(begin)

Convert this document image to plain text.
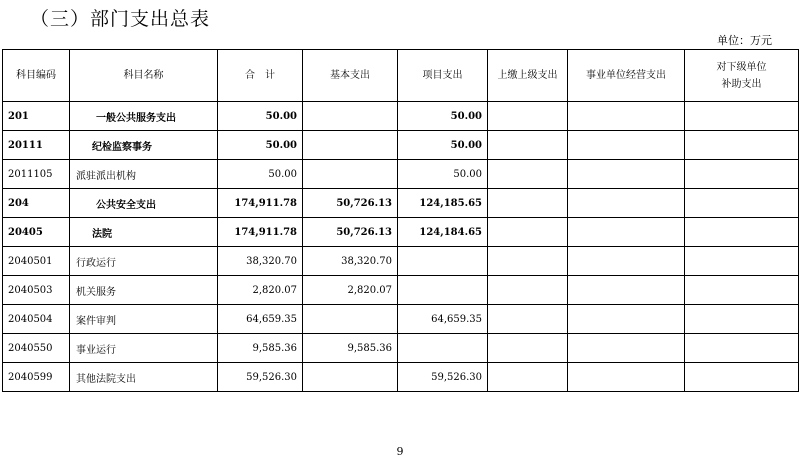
（三）部门支出总表
单位：万元
科目编码	科目名称	合　计	基本支出	项目支出	上缴上级支出	事业单位经营支出	对下级单位
补助支出
201	一般公共服务支出	50.00		50.00			
20111	纪检监察事务	50.00		50.00			
2011105	派驻派出机构	50.00		50.00			
204	公共安全支出	174,911.78	50,726.13	124,185.65			
20405	法院	174,911.78	50,726.13	124,184.65			
2040501	行政运行	38,320.70	38,320.70				
2040503	机关服务	2,820.07	2,820.07				
2040504	案件审判	64,659.35		64,659.35			
2040550	事业运行	9,585.36	9,585.36				
2040599	其他法院支出	59,526.30		59,526.30			
9
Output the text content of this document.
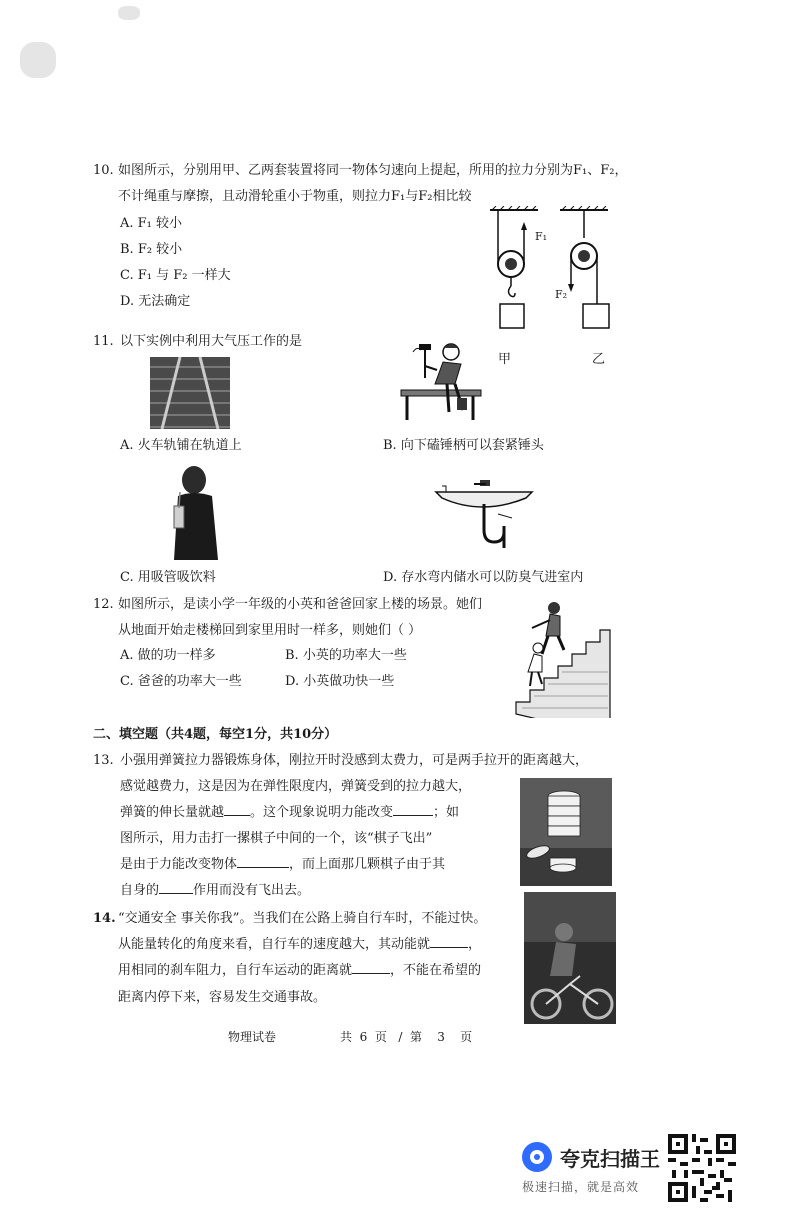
10. 如图所示，分别用甲、乙两套装置将同一物体匀速向上提起，所用的拉力分别为F₁、F₂，
不计绳重与摩擦，且动滑轮重小于物重，则拉力F₁与F₂相比较
A. F₁ 较小
B. F₂ 较小
C. F₁ 与 F₂ 一样大
D. 无法确定
F₁
F₂
甲	乙
11. 以下实例中利用大气压工作的是
A. 火车轨铺在轨道上	B. 向下磕锤柄可以套紧锤头
C. 用吸管吸饮料	D. 存水弯内储水可以防臭气进室内
12. 如图所示，是读小学一年级的小英和爸爸回家上楼的场景。她们
从地面开始走楼梯回到家里用时一样多，则她们（ ）
A. 做的功一样多	B. 小英的功率大一些
C. 爸爸的功率大一些	D. 小英做功快一些
二、填空题（共4题，每空1分，共10分）
13. 小强用弹簧拉力器锻炼身体，刚拉开时没感到太费力，可是两手拉开的距离越大，
感觉越费力，这是因为在弹性限度内，弹簧受到的拉力越大，
弹簧的伸长量就越 。这个现象说明力能改变	；如
图所示，用力击打一摞棋子中间的一个，该“棋子飞出”
是由于力能改变物体	，而上面那几颗棋子由于其
自身的	作用而没有飞出去。
14. “交通安全 事关你我”。当我们在公路上骑自行车时，不能过快。
从能量转化的角度来看，自行车的速度越大，其动能就	，
用相同的刹车阻力，自行车运动的距离就	，不能在希望的
距离内停下来，容易发生交通事故。
物理试卷	共  6  页   /  第    3    页
夸克扫描王
极速扫描，就是高效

(end)

**Set exercise**
Among the lines of the data above, determine how many contain the word "document". Report the number alone.

**Answer to the task**
2